Records from a data collection:

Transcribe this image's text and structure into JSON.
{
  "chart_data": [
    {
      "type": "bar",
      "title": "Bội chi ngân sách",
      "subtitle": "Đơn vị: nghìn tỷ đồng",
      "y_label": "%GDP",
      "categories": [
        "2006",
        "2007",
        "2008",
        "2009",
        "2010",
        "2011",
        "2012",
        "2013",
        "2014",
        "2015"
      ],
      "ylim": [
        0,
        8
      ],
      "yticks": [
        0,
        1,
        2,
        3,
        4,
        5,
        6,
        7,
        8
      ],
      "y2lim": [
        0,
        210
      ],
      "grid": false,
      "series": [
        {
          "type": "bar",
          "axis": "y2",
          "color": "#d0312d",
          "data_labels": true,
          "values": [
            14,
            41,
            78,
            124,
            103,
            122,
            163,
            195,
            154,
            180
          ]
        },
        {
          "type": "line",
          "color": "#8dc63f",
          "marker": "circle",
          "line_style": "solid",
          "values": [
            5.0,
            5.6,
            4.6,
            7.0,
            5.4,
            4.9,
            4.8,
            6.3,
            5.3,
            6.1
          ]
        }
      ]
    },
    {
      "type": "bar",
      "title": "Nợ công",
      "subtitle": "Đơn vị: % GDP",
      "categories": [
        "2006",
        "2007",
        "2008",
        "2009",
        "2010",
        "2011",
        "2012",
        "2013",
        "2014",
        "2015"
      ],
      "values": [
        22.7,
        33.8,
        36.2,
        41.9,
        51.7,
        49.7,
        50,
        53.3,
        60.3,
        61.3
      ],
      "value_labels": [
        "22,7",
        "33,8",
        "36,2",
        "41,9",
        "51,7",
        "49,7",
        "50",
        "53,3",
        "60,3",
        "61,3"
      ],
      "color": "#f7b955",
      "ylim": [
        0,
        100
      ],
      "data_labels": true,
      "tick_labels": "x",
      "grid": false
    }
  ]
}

DIRECTIVE: Restate the whole listing exactly.

REPLY TO THE EXERCISE:
Transcribe this image's text and structure into JSON.
{
  "chart_data": [
    {
      "type": "bar",
      "title": "Bội chi ngân sách",
      "subtitle": "Đơn vị: nghìn tỷ đồng",
      "y_label": "%GDP",
      "categories": [
        "2006",
        "2007",
        "2008",
        "2009",
        "2010",
        "2011",
        "2012",
        "2013",
        "2014",
        "2015"
      ],
      "ylim": [
        0,
        8
      ],
      "yticks": [
        0,
        1,
        2,
        3,
        4,
        5,
        6,
        7,
        8
      ],
      "y2lim": [
        0,
        210
      ],
      "grid": false,
      "series": [
        {
          "type": "bar",
          "axis": "y2",
          "color": "#d0312d",
          "data_labels": true,
          "values": [
            14,
            41,
            78,
            124,
            103,
            122,
            163,
            195,
            154,
            180
          ]
        },
        {
          "type": "line",
          "color": "#8dc63f",
          "marker": "circle",
          "line_style": "solid",
          "values": [
            5.0,
            5.6,
            4.6,
            7.0,
            5.4,
            4.9,
            4.8,
            6.3,
            5.3,
            6.1
          ]
        }
      ]
    },
    {
      "type": "bar",
      "title": "Nợ công",
      "subtitle": "Đơn vị: % GDP",
      "categories": [
        "2006",
        "2007",
        "2008",
        "2009",
        "2010",
        "2011",
        "2012",
        "2013",
        "2014",
        "2015"
      ],
      "values": [
        22.7,
        33.8,
        36.2,
        41.9,
        51.7,
        49.7,
        50,
        53.3,
        60.3,
        61.3
      ],
      "value_labels": [
        "22,7",
        "33,8",
        "36,2",
        "41,9",
        "51,7",
        "49,7",
        "50",
        "53,3",
        "60,3",
        "61,3"
      ],
      "color": "#f7b955",
      "ylim": [
        0,
        100
      ],
      "data_labels": true,
      "tick_labels": "x",
      "grid": false
    }
  ]
}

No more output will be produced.